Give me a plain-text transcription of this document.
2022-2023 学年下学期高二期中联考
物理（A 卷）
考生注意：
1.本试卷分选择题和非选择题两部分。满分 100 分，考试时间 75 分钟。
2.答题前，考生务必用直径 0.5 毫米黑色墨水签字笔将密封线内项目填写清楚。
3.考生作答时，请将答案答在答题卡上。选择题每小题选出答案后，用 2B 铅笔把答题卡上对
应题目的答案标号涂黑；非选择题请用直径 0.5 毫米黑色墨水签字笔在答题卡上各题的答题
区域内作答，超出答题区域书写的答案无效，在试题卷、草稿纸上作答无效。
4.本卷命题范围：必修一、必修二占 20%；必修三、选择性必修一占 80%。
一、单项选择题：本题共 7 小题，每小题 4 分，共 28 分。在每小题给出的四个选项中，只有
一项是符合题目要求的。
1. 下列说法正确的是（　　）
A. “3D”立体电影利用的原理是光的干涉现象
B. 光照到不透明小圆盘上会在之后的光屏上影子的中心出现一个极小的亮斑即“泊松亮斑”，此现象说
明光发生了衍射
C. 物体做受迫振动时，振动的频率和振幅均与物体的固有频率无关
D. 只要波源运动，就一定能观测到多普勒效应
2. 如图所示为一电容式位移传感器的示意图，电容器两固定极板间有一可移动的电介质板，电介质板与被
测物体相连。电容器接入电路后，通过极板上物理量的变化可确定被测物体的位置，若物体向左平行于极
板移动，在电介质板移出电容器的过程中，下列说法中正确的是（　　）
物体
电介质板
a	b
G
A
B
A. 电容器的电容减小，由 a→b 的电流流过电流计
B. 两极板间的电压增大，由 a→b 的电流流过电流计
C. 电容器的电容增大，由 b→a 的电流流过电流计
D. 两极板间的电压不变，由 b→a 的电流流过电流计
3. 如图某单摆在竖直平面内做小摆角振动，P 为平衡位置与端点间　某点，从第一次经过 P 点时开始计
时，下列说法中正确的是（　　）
====
:: TASK STATEMENT ::
Gather each line holding the string "下列说法中正确的是".

:: TASK OUTPUT ::
板移动，在电介质板移出电容器的过程中，下列说法中正确的是（　　）
时，下列说法中正确的是（　　）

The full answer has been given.